**WHAT IS REQUIRED:** Each entry must be given again exactly; images do not belong in the copy.
+ + + +
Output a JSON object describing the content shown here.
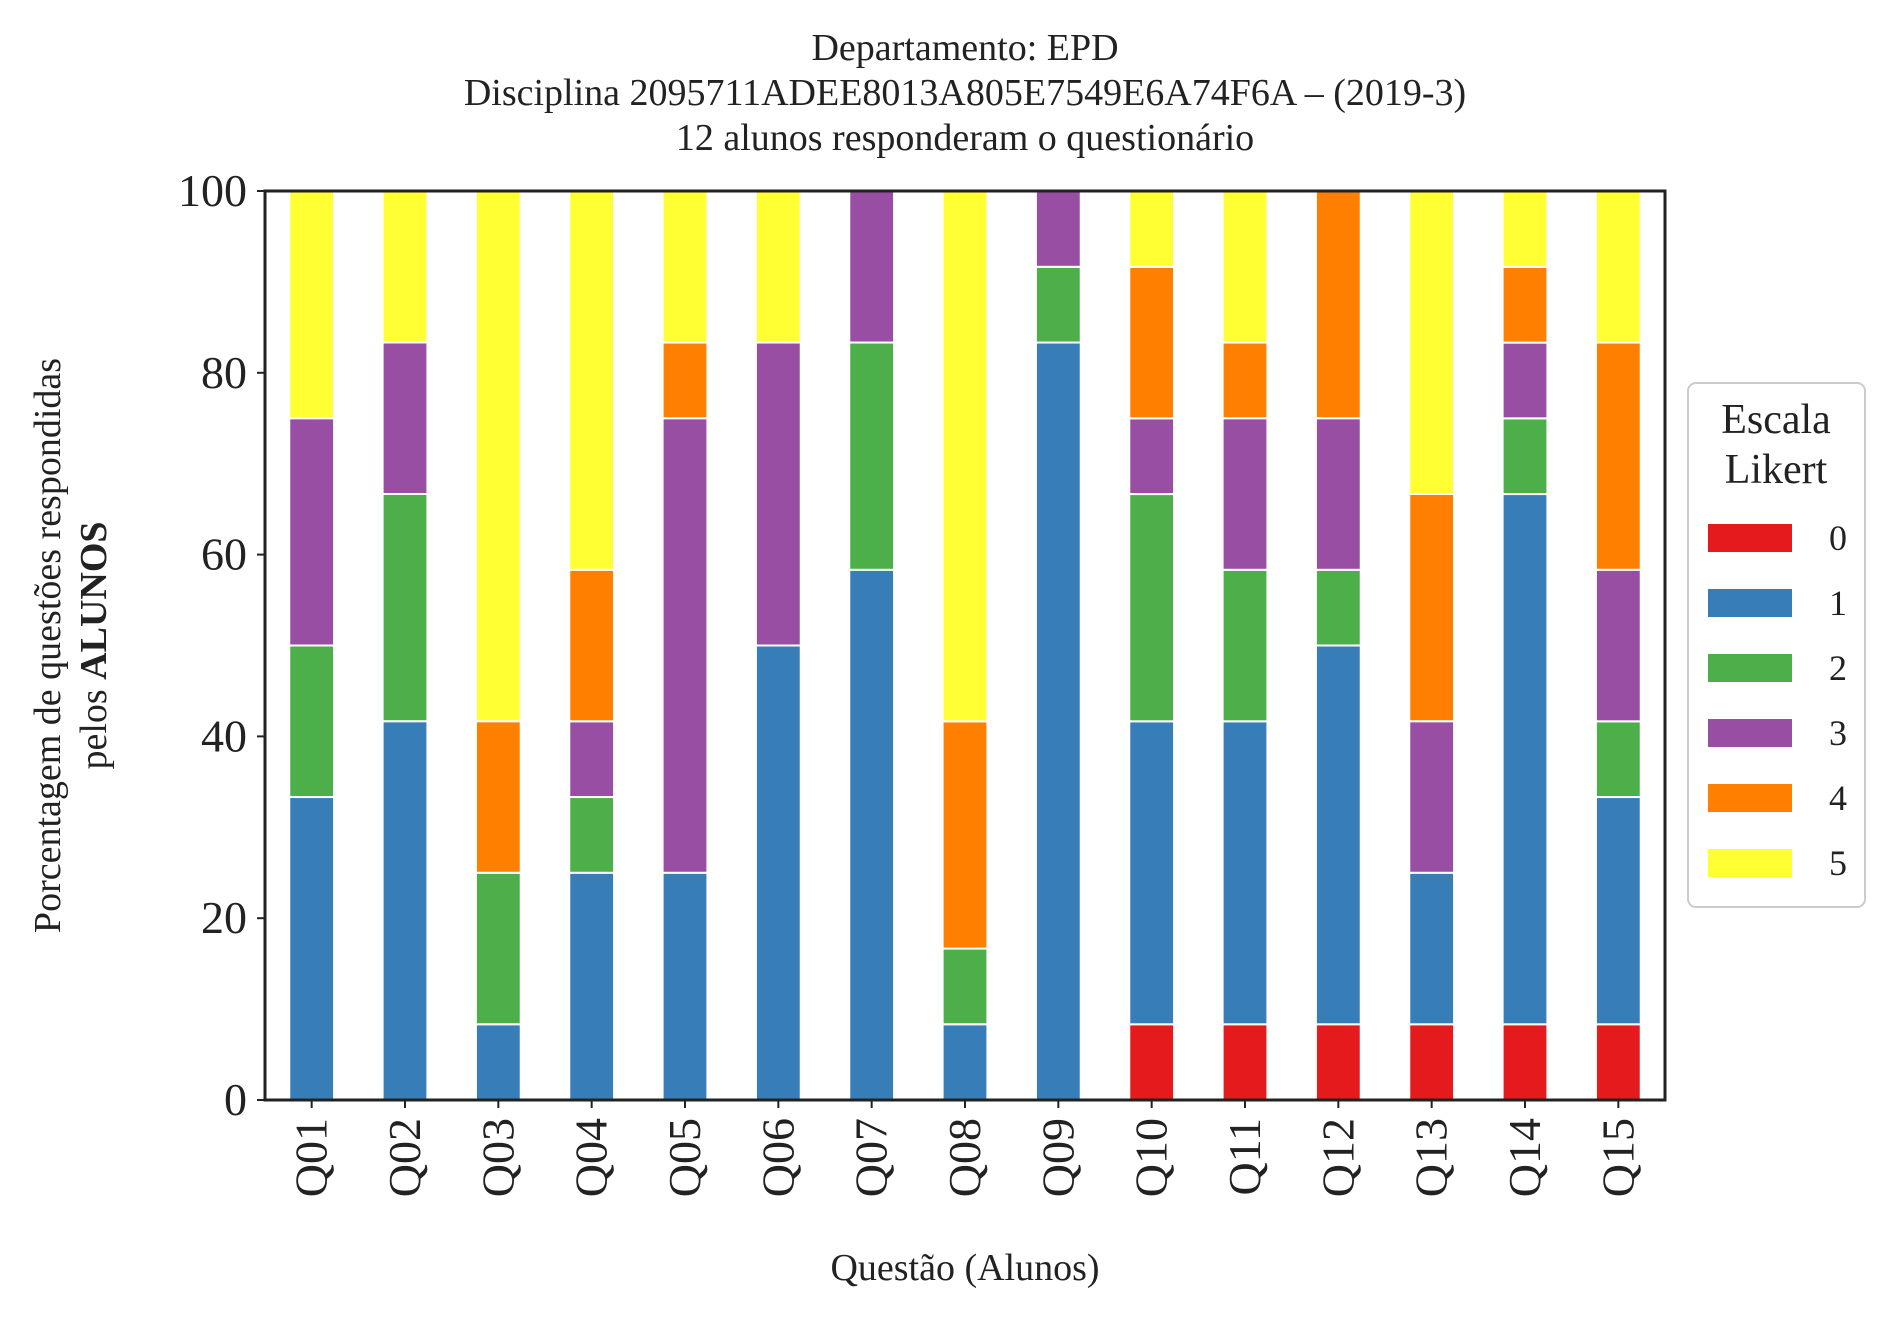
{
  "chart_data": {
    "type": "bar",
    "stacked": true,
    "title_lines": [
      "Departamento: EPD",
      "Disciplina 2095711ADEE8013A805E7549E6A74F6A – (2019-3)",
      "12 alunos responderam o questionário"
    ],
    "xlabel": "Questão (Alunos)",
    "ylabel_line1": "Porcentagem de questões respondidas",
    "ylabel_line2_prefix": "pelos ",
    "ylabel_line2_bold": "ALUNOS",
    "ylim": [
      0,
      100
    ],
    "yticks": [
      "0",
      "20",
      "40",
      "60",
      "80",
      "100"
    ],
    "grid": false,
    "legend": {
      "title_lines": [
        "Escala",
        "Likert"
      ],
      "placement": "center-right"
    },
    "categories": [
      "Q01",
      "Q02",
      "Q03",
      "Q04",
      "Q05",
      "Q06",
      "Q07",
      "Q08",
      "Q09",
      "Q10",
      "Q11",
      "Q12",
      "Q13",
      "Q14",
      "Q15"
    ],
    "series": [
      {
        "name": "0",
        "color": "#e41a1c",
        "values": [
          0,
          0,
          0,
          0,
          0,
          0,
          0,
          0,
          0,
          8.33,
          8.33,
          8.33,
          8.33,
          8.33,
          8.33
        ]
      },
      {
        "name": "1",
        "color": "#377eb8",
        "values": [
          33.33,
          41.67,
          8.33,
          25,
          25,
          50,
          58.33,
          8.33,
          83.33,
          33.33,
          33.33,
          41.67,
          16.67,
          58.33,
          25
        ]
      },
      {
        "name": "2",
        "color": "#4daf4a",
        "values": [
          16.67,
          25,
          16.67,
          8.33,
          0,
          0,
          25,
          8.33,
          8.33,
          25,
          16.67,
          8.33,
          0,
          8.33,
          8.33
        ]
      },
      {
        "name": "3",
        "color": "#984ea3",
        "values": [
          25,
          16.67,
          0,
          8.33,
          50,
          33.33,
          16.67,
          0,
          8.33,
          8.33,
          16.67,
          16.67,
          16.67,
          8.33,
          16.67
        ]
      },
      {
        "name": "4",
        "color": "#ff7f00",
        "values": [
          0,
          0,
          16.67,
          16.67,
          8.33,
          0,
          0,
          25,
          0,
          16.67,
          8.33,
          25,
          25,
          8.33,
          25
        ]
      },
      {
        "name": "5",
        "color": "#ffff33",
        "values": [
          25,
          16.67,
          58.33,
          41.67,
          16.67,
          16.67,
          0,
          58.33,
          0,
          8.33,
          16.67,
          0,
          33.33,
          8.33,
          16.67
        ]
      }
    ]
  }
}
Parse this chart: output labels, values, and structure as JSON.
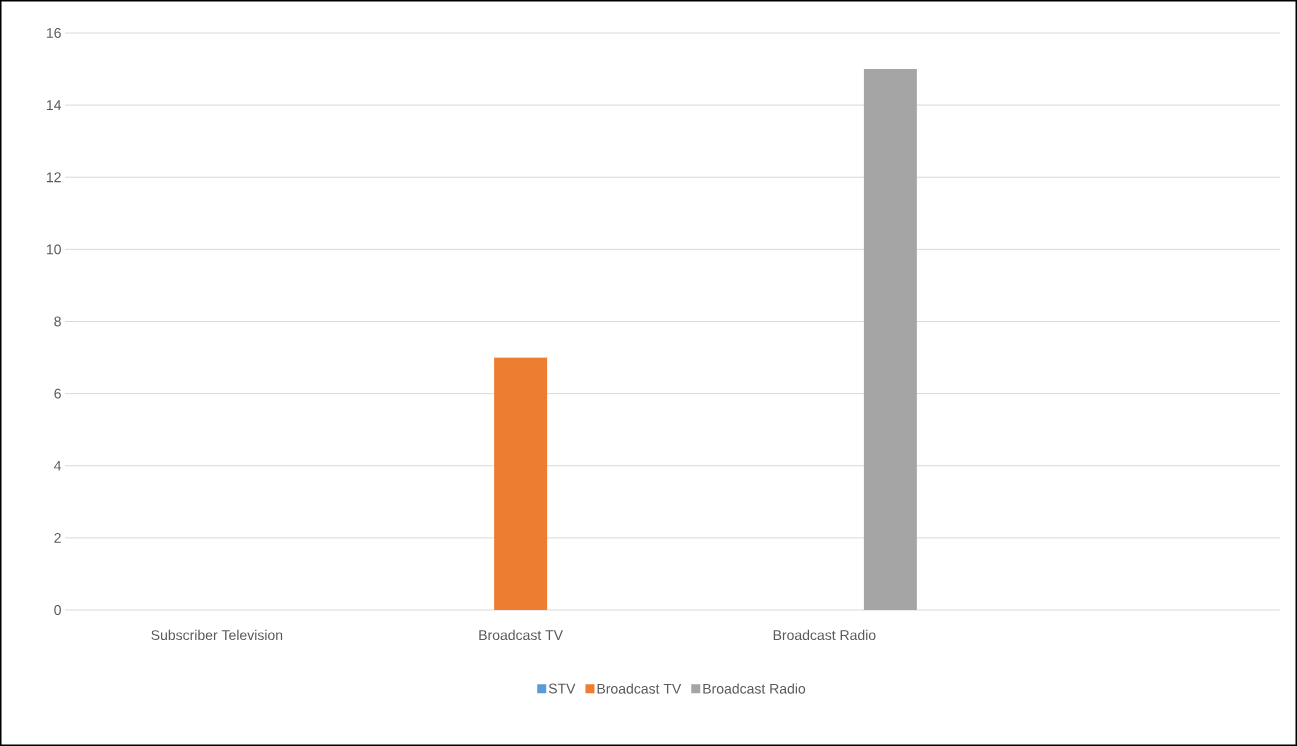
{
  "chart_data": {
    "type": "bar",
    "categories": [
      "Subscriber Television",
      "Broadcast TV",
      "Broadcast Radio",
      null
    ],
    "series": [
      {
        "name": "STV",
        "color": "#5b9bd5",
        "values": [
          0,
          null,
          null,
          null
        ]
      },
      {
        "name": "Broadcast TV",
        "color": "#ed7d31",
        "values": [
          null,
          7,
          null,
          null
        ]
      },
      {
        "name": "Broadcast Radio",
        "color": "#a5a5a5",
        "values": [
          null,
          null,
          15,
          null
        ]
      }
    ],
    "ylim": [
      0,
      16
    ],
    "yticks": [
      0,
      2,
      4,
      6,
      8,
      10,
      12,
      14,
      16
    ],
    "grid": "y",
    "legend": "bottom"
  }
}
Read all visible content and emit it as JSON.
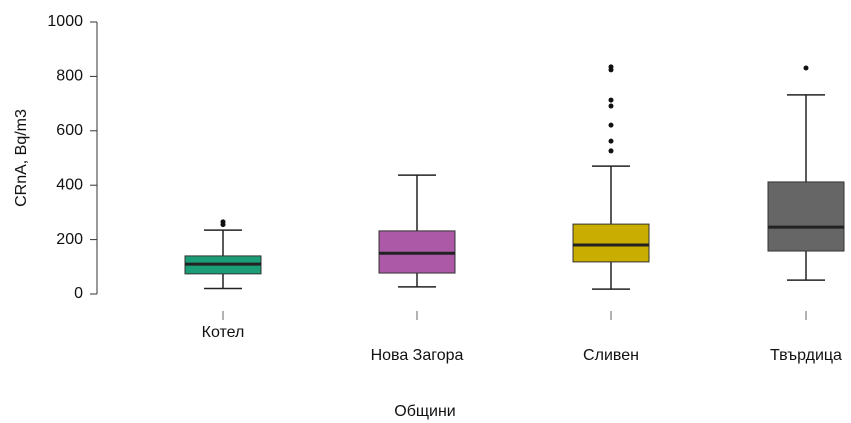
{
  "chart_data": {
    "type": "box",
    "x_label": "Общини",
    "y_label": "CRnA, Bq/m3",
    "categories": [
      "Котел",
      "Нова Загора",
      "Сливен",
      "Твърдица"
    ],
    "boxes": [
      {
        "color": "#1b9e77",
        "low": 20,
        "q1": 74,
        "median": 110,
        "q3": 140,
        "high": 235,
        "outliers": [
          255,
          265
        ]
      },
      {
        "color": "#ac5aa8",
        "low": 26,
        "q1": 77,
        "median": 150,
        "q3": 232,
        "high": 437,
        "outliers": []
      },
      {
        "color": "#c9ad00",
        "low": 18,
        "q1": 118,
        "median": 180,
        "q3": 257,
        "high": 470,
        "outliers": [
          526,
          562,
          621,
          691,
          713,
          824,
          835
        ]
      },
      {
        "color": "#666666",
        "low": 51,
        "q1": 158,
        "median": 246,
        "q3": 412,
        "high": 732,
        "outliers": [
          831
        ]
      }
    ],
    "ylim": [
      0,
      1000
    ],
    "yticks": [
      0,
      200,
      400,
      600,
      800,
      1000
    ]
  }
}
+ + + +
**TASK SOLUTION:**
Output a JSON object describing the content shown here.
{
  "chart_data": {
    "type": "bar",
    "stacked": true,
    "title_lines": [
      "Departamento: EPD",
      "Disciplina 2095711ADEE8013A805E7549E6A74F6A – (2019-3)",
      "12 alunos responderam o questionário"
    ],
    "xlabel": "Questão (Alunos)",
    "ylabel_line1": "Porcentagem de questões respondidas",
    "ylabel_line2_prefix": "pelos ",
    "ylabel_line2_bold": "ALUNOS",
    "ylim": [
      0,
      100
    ],
    "yticks": [
      "0",
      "20",
      "40",
      "60",
      "80",
      "100"
    ],
    "grid": false,
    "legend": {
      "title_lines": [
        "Escala",
        "Likert"
      ],
      "placement": "center-right"
    },
    "categories": [
      "Q01",
      "Q02",
      "Q03",
      "Q04",
      "Q05",
      "Q06",
      "Q07",
      "Q08",
      "Q09",
      "Q10",
      "Q11",
      "Q12",
      "Q13",
      "Q14",
      "Q15"
    ],
    "series": [
      {
        "name": "0",
        "color": "#e41a1c",
        "values": [
          0,
          0,
          0,
          0,
          0,
          0,
          0,
          0,
          0,
          8.33,
          8.33,
          8.33,
          8.33,
          8.33,
          8.33
        ]
      },
      {
        "name": "1",
        "color": "#377eb8",
        "values": [
          33.33,
          41.67,
          8.33,
          25,
          25,
          50,
          58.33,
          8.33,
          83.33,
          33.33,
          33.33,
          41.67,
          16.67,
          58.33,
          25
        ]
      },
      {
        "name": "2",
        "color": "#4daf4a",
        "values": [
          16.67,
          25,
          16.67,
          8.33,
          0,
          0,
          25,
          8.33,
          8.33,
          25,
          16.67,
          8.33,
          0,
          8.33,
          8.33
        ]
      },
      {
        "name": "3",
        "color": "#984ea3",
        "values": [
          25,
          16.67,
          0,
          8.33,
          50,
          33.33,
          16.67,
          0,
          8.33,
          8.33,
          16.67,
          16.67,
          16.67,
          8.33,
          16.67
        ]
      },
      {
        "name": "4",
        "color": "#ff7f00",
        "values": [
          0,
          0,
          16.67,
          16.67,
          8.33,
          0,
          0,
          25,
          0,
          16.67,
          8.33,
          25,
          25,
          8.33,
          25
        ]
      },
      {
        "name": "5",
        "color": "#ffff33",
        "values": [
          25,
          16.67,
          58.33,
          41.67,
          16.67,
          16.67,
          0,
          58.33,
          0,
          8.33,
          16.67,
          0,
          33.33,
          8.33,
          16.67
        ]
      }
    ]
  }
}
Parse this chart: output labels, values, and structure as JSON.
{
  "chart_data": {
    "type": "bar",
    "categories": [
      "Subscriber Television",
      "Broadcast TV",
      "Broadcast Radio",
      null
    ],
    "series": [
      {
        "name": "STV",
        "color": "#5b9bd5",
        "values": [
          0,
          null,
          null,
          null
        ]
      },
      {
        "name": "Broadcast TV",
        "color": "#ed7d31",
        "values": [
          null,
          7,
          null,
          null
        ]
      },
      {
        "name": "Broadcast Radio",
        "color": "#a5a5a5",
        "values": [
          null,
          null,
          15,
          null
        ]
      }
    ],
    "ylim": [
      0,
      16
    ],
    "yticks": [
      0,
      2,
      4,
      6,
      8,
      10,
      12,
      14,
      16
    ],
    "grid": "y",
    "legend": "bottom"
  }
}
Read all visible content and emit it as JSON.
{
  "chart_data": {
    "type": "box",
    "x_label": "Общини",
    "y_label": "CRnA, Bq/m3",
    "categories": [
      "Котел",
      "Нова Загора",
      "Сливен",
      "Твърдица"
    ],
    "boxes": [
      {
        "color": "#1b9e77",
        "low": 20,
        "q1": 74,
        "median": 110,
        "q3": 140,
        "high": 235,
        "outliers": [
          255,
          265
        ]
      },
      {
        "color": "#ac5aa8",
        "low": 26,
        "q1": 77,
        "median": 150,
        "q3": 232,
        "high": 437,
        "outliers": []
      },
      {
        "color": "#c9ad00",
        "low": 18,
        "q1": 118,
        "median": 180,
        "q3": 257,
        "high": 470,
        "outliers": [
          526,
          562,
          621,
          691,
          713,
          824,
          835
        ]
      },
      {
        "color": "#666666",
        "low": 51,
        "q1": 158,
        "median": 246,
        "q3": 412,
        "high": 732,
        "outliers": [
          831
        ]
      }
    ],
    "ylim": [
      0,
      1000
    ],
    "yticks": [
      0,
      200,
      400,
      600,
      800,
      1000
    ]
  }
}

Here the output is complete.